■ Requirements:
Pick out the lines below that contain the string "pháp" and copy them all.

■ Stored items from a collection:
★ ★ ★

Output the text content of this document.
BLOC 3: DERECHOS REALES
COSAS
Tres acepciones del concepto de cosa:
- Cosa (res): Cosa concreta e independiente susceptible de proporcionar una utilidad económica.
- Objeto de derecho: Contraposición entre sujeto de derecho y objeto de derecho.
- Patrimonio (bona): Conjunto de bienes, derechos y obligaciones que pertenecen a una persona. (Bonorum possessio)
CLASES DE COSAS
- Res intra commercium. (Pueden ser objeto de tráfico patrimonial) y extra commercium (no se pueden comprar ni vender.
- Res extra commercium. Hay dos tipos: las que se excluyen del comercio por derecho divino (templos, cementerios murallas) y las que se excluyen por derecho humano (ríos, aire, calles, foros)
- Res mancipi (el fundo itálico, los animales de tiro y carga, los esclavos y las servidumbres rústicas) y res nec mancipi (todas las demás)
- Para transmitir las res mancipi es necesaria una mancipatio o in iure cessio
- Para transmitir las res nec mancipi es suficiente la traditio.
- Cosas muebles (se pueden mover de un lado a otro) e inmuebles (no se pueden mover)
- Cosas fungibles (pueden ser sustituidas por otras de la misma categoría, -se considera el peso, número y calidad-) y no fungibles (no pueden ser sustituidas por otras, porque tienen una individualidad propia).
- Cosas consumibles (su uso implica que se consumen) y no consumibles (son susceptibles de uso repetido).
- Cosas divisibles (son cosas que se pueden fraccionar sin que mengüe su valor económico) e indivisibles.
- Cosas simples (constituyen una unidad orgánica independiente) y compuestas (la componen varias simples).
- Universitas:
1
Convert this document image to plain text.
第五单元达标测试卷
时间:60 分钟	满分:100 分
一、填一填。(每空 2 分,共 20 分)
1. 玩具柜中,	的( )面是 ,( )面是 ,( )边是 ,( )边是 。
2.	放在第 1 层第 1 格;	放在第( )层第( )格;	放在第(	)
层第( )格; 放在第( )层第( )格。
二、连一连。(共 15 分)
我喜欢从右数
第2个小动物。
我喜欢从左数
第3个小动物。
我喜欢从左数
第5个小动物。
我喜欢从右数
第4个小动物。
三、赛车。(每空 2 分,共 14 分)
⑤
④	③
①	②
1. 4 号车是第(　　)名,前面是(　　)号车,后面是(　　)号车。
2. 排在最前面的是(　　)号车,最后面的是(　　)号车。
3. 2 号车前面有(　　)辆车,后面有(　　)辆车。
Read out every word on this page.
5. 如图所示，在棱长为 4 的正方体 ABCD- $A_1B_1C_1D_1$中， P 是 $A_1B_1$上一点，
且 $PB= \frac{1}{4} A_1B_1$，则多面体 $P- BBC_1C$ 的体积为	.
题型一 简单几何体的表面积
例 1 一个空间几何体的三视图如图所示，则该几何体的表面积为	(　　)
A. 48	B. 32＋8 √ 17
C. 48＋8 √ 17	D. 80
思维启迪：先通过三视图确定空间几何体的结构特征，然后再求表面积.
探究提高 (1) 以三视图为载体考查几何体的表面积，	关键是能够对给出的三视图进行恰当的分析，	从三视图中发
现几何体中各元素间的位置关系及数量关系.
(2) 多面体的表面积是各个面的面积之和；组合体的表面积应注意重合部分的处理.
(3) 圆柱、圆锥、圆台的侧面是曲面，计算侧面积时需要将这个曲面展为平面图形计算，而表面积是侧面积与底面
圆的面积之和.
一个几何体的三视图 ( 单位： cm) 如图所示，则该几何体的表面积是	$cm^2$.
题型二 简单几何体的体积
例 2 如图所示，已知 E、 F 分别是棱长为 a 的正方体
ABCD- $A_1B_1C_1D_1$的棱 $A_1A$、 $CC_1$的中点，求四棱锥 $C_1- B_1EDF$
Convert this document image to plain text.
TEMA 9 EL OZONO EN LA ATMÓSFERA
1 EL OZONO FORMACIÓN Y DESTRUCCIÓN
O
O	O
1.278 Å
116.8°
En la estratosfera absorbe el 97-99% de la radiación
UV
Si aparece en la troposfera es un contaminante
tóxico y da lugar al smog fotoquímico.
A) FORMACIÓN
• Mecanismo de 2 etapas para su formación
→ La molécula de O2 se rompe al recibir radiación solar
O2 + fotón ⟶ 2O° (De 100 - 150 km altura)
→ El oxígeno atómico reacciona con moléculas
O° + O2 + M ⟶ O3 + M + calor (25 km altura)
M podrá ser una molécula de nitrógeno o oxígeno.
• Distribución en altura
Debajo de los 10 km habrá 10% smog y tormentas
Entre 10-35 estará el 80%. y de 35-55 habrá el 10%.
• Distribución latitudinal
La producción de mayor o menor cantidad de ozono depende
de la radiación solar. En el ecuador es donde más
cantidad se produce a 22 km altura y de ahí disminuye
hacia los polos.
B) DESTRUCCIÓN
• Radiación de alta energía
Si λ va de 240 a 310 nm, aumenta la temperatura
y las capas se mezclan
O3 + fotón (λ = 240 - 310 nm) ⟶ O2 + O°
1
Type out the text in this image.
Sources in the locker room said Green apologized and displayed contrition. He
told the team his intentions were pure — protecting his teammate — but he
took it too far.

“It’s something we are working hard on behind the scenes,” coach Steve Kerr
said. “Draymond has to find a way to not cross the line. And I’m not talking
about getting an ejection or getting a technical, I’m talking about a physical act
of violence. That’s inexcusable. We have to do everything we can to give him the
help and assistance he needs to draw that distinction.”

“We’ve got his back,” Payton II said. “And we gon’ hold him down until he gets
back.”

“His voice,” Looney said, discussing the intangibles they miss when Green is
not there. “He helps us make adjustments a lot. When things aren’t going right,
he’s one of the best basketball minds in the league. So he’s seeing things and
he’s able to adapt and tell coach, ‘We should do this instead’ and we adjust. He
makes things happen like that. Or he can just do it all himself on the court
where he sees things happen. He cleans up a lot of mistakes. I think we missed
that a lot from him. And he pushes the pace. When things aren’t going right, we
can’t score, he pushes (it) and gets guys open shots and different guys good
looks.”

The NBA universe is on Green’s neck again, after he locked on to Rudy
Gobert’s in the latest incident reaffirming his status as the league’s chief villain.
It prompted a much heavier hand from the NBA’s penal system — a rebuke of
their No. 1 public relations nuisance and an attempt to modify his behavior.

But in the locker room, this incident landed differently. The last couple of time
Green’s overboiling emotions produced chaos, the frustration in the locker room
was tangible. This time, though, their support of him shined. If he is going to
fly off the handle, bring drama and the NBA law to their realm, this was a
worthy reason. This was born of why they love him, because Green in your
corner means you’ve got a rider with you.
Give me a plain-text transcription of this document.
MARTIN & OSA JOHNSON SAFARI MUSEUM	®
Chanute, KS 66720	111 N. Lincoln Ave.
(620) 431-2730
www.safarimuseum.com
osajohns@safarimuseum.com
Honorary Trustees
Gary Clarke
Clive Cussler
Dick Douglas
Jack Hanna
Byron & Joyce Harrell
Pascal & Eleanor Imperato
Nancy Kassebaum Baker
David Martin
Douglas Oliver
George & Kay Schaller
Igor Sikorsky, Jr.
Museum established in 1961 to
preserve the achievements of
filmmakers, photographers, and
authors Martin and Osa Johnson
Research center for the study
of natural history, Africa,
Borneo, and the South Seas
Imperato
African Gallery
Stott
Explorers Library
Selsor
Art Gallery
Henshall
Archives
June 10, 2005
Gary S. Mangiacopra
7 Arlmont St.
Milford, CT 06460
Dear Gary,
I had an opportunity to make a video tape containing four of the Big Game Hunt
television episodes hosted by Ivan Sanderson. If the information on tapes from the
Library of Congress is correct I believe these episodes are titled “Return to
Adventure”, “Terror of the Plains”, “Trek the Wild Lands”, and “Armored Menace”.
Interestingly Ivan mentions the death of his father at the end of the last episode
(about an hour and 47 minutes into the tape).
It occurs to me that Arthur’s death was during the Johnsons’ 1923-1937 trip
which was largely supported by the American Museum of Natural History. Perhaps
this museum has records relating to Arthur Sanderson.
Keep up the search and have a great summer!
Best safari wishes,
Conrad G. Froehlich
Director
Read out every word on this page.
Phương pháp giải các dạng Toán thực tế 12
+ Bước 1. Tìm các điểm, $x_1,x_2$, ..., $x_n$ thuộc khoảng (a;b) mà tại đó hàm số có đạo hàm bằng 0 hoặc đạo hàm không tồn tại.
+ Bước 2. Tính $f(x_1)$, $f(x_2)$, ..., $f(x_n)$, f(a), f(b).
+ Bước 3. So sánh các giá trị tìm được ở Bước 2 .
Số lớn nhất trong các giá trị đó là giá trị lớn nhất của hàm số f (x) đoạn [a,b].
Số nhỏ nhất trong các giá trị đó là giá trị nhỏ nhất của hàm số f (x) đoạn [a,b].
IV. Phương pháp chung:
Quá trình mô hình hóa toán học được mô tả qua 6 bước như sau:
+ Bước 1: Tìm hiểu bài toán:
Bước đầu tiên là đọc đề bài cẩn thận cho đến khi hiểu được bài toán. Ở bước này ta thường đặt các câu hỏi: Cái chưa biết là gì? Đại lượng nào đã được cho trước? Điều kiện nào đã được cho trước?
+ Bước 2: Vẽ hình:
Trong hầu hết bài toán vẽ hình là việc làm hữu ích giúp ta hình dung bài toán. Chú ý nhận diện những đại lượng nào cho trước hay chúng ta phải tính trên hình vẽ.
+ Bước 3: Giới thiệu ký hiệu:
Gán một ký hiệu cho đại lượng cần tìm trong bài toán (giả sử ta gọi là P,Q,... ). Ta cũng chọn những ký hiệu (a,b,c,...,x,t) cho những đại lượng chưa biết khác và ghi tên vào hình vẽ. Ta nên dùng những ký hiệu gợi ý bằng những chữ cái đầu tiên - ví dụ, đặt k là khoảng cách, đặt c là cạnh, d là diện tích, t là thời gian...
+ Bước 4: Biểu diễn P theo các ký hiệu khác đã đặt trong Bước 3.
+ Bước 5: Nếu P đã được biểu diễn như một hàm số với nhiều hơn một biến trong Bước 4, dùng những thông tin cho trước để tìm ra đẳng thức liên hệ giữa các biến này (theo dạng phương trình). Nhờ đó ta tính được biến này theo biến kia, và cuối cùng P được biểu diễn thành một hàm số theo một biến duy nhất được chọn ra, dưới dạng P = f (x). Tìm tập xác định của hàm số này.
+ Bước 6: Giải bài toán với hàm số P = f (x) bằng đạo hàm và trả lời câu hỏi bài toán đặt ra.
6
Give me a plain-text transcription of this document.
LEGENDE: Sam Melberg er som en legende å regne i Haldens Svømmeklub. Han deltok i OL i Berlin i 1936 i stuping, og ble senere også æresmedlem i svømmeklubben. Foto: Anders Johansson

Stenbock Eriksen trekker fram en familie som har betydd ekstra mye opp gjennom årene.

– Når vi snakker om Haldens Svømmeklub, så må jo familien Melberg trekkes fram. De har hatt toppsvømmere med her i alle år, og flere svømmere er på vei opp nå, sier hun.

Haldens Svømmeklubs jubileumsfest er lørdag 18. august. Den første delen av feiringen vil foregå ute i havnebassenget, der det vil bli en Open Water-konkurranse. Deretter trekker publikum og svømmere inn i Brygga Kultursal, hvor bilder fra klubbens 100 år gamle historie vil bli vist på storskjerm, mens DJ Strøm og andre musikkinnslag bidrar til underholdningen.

★ ★ ★

■ Complete response:
Phương pháp giải các dạng Toán thực tế 12
IV. Phương pháp chung:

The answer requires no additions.